AIM OF THE TASK: Report the number of lines where the string "JSON" occurs, and write nothing else.

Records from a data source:
○ ○ ○ ○ ○
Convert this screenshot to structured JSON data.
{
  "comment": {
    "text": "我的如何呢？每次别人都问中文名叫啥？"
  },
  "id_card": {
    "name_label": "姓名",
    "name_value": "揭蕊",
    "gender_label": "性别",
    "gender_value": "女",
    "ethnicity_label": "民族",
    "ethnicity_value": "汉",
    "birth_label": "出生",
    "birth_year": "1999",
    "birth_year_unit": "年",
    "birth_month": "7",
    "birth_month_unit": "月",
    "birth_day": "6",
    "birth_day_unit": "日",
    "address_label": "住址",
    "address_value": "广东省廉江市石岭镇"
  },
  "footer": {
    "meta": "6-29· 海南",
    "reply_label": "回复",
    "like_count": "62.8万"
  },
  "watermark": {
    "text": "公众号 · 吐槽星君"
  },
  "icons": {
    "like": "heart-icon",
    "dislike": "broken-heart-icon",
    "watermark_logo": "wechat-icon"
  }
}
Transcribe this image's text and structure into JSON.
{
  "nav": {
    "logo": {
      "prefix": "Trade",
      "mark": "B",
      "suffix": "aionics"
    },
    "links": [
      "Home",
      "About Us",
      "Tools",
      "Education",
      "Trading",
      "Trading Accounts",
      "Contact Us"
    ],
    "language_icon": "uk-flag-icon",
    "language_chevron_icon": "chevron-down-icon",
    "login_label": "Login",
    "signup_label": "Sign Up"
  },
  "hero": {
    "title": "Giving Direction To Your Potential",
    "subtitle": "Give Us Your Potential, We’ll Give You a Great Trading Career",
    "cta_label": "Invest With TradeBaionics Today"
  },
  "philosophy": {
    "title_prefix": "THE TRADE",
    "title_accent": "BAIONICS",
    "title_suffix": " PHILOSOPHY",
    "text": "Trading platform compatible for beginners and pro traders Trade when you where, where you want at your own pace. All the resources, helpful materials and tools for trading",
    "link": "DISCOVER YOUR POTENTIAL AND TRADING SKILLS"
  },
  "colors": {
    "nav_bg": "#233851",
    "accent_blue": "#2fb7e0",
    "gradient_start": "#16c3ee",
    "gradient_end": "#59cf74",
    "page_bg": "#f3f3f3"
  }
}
○ ○ ○ ○ ○
RESPONSE FOR THIS EXERCISE: 2